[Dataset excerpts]

[start]

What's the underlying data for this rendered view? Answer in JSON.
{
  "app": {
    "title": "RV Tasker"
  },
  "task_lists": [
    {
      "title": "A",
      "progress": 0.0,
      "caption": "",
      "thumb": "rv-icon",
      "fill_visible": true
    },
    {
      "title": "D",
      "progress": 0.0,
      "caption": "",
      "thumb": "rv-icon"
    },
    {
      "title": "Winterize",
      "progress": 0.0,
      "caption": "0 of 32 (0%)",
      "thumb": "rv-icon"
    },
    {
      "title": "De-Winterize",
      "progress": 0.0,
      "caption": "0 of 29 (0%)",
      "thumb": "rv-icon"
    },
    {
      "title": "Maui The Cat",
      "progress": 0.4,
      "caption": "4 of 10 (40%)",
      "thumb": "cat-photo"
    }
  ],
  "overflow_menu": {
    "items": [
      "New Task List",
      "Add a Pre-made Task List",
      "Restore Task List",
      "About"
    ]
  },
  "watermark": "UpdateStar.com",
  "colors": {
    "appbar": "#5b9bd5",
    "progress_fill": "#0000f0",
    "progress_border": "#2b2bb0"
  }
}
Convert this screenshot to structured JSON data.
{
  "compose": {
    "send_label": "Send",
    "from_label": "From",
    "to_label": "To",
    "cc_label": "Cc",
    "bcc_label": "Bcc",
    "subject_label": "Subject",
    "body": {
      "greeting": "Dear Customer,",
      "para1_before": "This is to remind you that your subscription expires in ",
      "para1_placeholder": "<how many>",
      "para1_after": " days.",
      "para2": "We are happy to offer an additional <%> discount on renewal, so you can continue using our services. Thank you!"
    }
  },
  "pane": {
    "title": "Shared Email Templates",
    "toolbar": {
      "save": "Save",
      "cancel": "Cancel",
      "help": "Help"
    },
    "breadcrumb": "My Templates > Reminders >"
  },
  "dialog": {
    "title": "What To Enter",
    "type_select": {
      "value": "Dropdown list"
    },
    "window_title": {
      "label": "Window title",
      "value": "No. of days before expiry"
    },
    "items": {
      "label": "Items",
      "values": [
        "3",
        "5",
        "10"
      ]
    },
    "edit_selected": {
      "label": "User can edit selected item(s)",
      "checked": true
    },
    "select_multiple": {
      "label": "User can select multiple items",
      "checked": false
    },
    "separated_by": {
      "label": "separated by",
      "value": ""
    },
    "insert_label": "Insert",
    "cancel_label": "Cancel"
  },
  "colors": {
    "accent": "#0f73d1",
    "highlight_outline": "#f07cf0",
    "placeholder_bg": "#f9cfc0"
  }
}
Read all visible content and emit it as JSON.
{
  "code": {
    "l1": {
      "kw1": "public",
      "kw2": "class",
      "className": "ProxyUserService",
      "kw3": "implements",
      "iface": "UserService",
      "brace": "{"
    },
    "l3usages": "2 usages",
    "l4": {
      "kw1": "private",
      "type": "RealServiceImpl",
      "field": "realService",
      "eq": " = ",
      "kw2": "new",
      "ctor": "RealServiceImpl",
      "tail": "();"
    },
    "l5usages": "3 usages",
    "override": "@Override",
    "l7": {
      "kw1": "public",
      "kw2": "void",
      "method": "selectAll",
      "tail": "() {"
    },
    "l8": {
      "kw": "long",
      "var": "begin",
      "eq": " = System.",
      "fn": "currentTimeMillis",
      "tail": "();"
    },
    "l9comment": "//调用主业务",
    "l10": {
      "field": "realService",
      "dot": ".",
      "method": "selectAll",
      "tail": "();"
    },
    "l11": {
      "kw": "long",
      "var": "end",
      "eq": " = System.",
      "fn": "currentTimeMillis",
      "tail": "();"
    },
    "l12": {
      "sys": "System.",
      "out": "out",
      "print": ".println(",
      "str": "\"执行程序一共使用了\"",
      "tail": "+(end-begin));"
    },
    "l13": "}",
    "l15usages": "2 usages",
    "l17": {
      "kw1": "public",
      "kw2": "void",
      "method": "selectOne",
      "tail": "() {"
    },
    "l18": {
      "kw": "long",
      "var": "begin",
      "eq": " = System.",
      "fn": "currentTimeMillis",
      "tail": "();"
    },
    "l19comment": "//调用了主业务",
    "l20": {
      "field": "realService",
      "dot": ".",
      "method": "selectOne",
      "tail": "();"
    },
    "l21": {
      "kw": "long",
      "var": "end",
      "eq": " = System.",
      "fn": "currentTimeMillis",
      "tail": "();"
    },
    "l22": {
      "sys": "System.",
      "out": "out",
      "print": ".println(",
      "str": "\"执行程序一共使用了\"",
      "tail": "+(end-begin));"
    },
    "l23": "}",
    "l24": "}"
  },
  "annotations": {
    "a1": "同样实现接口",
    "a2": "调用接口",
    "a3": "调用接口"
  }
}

[end]

» **Directions for this task**: List all lines from the entries that include the word "usages".

» **Completed task**:
    "l3usages": "2 usages",
    "l5usages": "3 usages",
    "l15usages": "2 usages",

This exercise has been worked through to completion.